TEXTO PROPORCIONADO =>
########################################

Historias Chicas de Caracas: «Navidades Añejas» Por Don Eliseo
La verdad es que uno termina enredándose a cuenta de tradiciones, costumbres y los “consejos de la abuela”. Estando muchachito en aquellas lejanas fechas decembrinas no puedo olvidar el entusiasmo con que los primitos nos emocionábamos con el solo hecho de permitirnos participar en la mágica elaboración de las hallacas. Sabíamos que el papel a desempeñar sería mínimo, pero luego de años escuchando aquello de “la cocina no es lugar para los niños”, esta “responsabilidad” era enorme.
Nos tocaba por turnos el girar la manivela de aquellos enormes molinillos manuales, con un embudo grande arriba, donde nuestra querida Teo iba añadiendo los granos de maíz amarillito mientras uno poniendo todo su empeño y fuerza le daba vueltas y vueltas, mientras por abajo salía una pasta cremosa del maíz pilado. Como en pocos minutos los pichurritos ya estábamos jadeando y cambiando de mano continuamente, porque era, a nuestro parecer, durísima esa manivela. Al ratico, ya Teo, la abuela o alguna de las tías que constituían esa cofradía familiar para elaborar las hallacas, nos mandaban a cambiar por otro de los primos que esperaban su turno de incorporarse al pie del molino monstruoso de plateado hierro colado que con una prensa en su base se fijaba al mesón que había en la cocina.

########################################

BLOQUE DE DATOS =>
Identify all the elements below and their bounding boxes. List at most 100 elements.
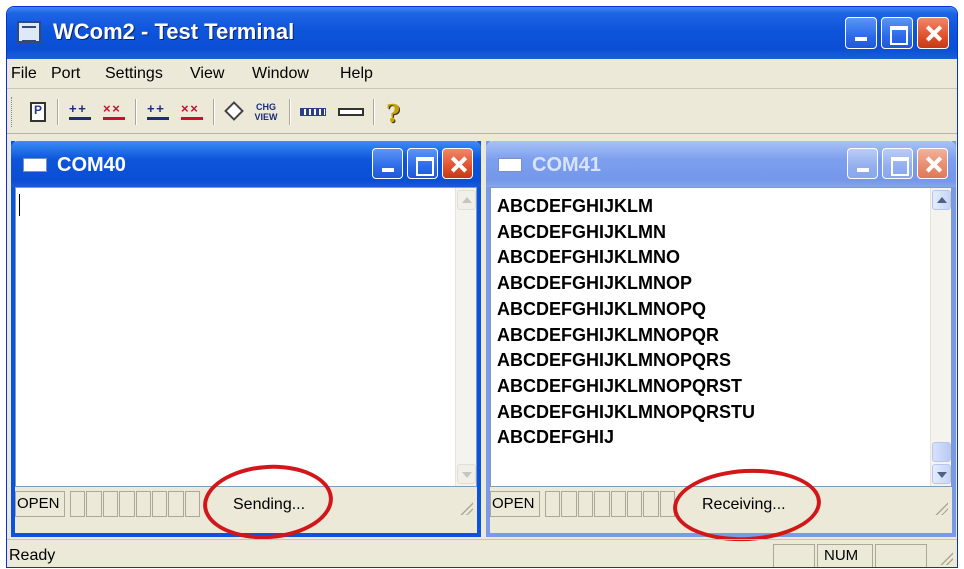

########################################

CONSIGNA 1 => Indica si cada afirmación coincide con el relato sobre las hallacas y cita las palabras exactas del texto que lo deciden: (a) Los niños esperaban tener un papel importante en la elaboración de las hallacas. (b) Teo iba echando los granos de maíz en el molino. (c) El molino estaba sujeto al mesón de la cocina mediante una prensa.
CONSIGNA 2 => Prosigue el relato navideño sobre la elaboración de las hallacas a partir de su última oración.

RESULTADO 1 =>
(a) No: «Sabíamos que el papel a desempeñar sería mínimo».
(b) Sí: «donde nuestra querida Teo iba añadiendo los granos de maíz amarillito».
(c) Sí: «que con una prensa en su base se fijaba al mesón que había en la cocina».

RESULTADO 2 =>
En ese breve descanso nos daban un vaso con limonada, jugo de patilla o parchita mientras las madres presentes (tías de esa muchachera) estaban muy concentradas en su responsabilidad de alquimia pura, con recetas orales heredadas desde siempre para obtener lo principal de las hallacas; su componente preponderante: ¡El guiso!
Durante nuestro improvisado recreo, generalmente en el patio central de la casona colonial de la abuela, conversábamos y jugábamos los primos en medio de las matas de cayena, sábila, malojillo, helechos y otras. Sí era con mucho zaperoco nos mandaban al patio de atrás, bajo el limonero que en casi todas las casas existía porque su fruto lo curaba todo. Allí Teo nos llevaba a escondidas un puñito de pasitas robadas al guiso para cada uno. Pasado un rato podíamos volver a darle vueltas a la manivela del molino, esta vez con bastante menos entusiasmo. Mientras tanto las paredes, el techo de caña amarga y el piso de baldosas multicolores se llenaba de aromas exquisitos donde todos los secretos de la receta familiar se volcaban de golpe para ese plato navideño. Ese guiso divino que como alquimistas habían preparado todas las matronas de la familia, convirtiendo las alcaparras, el onoto, los trocitos de carne de res y de gallina, las aceitunas y todo lo demás en un manjar totalmente criollo con la incorporación de los ingredientes indígenas, del europeo mediterráneo, del negro libertado, unidos para esa magia del sabor. Era todo un rito de cada clan venezolano, con todas las familias que lo formaban, donde cada uno jugaba un importante papel.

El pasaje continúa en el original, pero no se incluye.